Short exercise:
Output every entry exactly, from the first line to the last.

Given entries:
☆ ☆ ☆ ☆ ☆
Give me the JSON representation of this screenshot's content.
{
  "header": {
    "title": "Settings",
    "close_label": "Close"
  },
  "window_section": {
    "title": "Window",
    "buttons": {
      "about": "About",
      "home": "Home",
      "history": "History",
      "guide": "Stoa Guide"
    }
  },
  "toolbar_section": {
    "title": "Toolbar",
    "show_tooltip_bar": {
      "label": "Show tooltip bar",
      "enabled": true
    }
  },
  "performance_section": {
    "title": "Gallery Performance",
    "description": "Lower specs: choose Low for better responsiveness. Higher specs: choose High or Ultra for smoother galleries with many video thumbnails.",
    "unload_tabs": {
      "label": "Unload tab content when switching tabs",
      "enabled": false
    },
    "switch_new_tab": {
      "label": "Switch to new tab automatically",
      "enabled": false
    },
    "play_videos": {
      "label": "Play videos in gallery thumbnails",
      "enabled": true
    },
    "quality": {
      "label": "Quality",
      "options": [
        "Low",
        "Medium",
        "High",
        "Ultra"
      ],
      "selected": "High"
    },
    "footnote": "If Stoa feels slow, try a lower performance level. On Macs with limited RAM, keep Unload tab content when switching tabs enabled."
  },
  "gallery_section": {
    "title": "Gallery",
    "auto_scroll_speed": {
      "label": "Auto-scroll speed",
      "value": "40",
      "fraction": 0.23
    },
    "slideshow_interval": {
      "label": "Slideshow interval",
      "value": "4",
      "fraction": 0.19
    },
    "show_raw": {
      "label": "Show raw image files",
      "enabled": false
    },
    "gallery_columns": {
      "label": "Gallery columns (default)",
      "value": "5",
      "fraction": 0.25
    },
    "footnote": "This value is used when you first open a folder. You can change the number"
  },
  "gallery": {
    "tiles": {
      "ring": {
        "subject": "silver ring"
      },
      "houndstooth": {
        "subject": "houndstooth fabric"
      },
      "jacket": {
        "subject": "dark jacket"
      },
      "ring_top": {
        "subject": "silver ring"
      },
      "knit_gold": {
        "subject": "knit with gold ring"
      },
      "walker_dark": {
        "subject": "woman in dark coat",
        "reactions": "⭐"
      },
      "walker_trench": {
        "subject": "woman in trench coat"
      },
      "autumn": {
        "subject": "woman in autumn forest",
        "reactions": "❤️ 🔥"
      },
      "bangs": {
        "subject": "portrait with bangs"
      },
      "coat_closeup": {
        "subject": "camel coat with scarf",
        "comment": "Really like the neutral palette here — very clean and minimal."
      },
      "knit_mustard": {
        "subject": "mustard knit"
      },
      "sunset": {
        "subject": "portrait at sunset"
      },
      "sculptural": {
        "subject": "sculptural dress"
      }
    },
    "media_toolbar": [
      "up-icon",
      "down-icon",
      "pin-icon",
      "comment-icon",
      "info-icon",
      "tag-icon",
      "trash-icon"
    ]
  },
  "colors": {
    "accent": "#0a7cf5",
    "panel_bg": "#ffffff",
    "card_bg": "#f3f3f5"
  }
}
☆ ☆ ☆ ☆ ☆
Output of the exercise:
Give me the JSON representation of this screenshot's content.
{
  "header": {
    "title": "Settings",
    "close_label": "Close"
  },
  "window_section": {
    "title": "Window",
    "buttons": {
      "about": "About",
      "home": "Home",
      "history": "History",
      "guide": "Stoa Guide"
    }
  },
  "toolbar_section": {
    "title": "Toolbar",
    "show_tooltip_bar": {
      "label": "Show tooltip bar",
      "enabled": true
    }
  },
  "performance_section": {
    "title": "Gallery Performance",
    "description": "Lower specs: choose Low for better responsiveness. Higher specs: choose High or Ultra for smoother galleries with many video thumbnails.",
    "unload_tabs": {
      "label": "Unload tab content when switching tabs",
      "enabled": false
    },
    "switch_new_tab": {
      "label": "Switch to new tab automatically",
      "enabled": false
    },
    "play_videos": {
      "label": "Play videos in gallery thumbnails",
      "enabled": true
    },
    "quality": {
      "label": "Quality",
      "options": [
        "Low",
        "Medium",
        "High",
        "Ultra"
      ],
      "selected": "High"
    },
    "footnote": "If Stoa feels slow, try a lower performance level. On Macs with limited RAM, keep Unload tab content when switching tabs enabled."
  },
  "gallery_section": {
    "title": "Gallery",
    "auto_scroll_speed": {
      "label": "Auto-scroll speed",
      "value": "40",
      "fraction": 0.23
    },
    "slideshow_interval": {
      "label": "Slideshow interval",
      "value": "4",
      "fraction": 0.19
    },
    "show_raw": {
      "label": "Show raw image files",
      "enabled": false
    },
    "gallery_columns": {
      "label": "Gallery columns (default)",
      "value": "5",
      "fraction": 0.25
    },
    "footnote": "This value is used when you first open a folder. You can change the number"
  },
  "gallery": {
    "tiles": {
      "ring": {
        "subject": "silver ring"
      },
      "houndstooth": {
        "subject": "houndstooth fabric"
      },
      "jacket": {
        "subject": "dark jacket"
      },
      "ring_top": {
        "subject": "silver ring"
      },
      "knit_gold": {
        "subject": "knit with gold ring"
      },
      "walker_dark": {
        "subject": "woman in dark coat",
        "reactions": "⭐"
      },
      "walker_trench": {
        "subject": "woman in trench coat"
      },
      "autumn": {
        "subject": "woman in autumn forest",
        "reactions": "❤️ 🔥"
      },
      "bangs": {
        "subject": "portrait with bangs"
      },
      "coat_closeup": {
        "subject": "camel coat with scarf",
        "comment": "Really like the neutral palette here — very clean and minimal."
      },
      "knit_mustard": {
        "subject": "mustard knit"
      },
      "sunset": {
        "subject": "portrait at sunset"
      },
      "sculptural": {
        "subject": "sculptural dress"
      }
    },
    "media_toolbar": [
      "up-icon",
      "down-icon",
      "pin-icon",
      "comment-icon",
      "info-icon",
      "tag-icon",
      "trash-icon"
    ]
  },
  "colors": {
    "accent": "#0a7cf5",
    "panel_bg": "#ffffff",
    "card_bg": "#f3f3f5"
  }
}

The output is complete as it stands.